PROBLEM DESCRIPTION — Check each line of the records below and collect those that include the word "screenshot".

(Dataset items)

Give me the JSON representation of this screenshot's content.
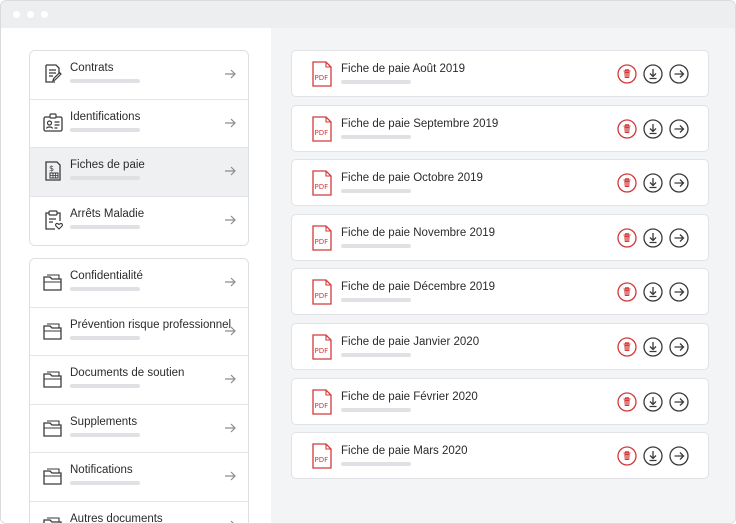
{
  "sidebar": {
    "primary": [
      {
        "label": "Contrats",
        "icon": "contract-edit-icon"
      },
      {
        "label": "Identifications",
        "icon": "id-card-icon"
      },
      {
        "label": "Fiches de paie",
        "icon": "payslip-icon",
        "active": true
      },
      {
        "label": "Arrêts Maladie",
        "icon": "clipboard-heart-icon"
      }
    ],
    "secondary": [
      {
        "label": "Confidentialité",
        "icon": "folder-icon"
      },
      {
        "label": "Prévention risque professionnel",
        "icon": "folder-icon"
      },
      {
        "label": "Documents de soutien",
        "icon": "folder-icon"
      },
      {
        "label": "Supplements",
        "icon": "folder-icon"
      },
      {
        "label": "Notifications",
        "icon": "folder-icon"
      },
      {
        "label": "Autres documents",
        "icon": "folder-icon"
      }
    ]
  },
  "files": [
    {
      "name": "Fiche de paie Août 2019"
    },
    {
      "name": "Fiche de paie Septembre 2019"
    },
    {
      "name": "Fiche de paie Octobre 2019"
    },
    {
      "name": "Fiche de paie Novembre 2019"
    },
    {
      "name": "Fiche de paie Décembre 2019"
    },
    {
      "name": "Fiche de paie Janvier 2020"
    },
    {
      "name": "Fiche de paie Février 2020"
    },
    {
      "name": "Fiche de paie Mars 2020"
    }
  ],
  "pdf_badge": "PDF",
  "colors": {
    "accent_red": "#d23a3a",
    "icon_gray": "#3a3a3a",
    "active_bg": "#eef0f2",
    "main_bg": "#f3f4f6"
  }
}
==
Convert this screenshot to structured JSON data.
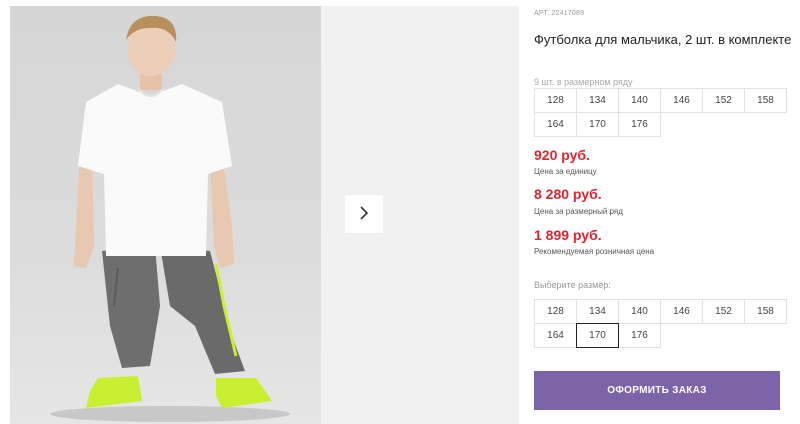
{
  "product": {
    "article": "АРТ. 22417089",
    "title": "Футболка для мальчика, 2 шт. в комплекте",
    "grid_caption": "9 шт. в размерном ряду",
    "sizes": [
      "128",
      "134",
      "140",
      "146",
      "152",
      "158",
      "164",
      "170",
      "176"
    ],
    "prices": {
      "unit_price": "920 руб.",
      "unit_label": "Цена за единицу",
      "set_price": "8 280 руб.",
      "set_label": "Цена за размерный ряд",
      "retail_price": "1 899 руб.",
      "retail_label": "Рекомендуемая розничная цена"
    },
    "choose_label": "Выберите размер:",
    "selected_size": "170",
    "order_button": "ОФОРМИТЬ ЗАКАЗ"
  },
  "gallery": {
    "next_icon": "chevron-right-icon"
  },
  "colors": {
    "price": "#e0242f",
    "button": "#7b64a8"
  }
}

SOLUTION FOR THIS TASK —
Give me the JSON representation of this screenshot's content.
Convert this screenshot to structured JSON data.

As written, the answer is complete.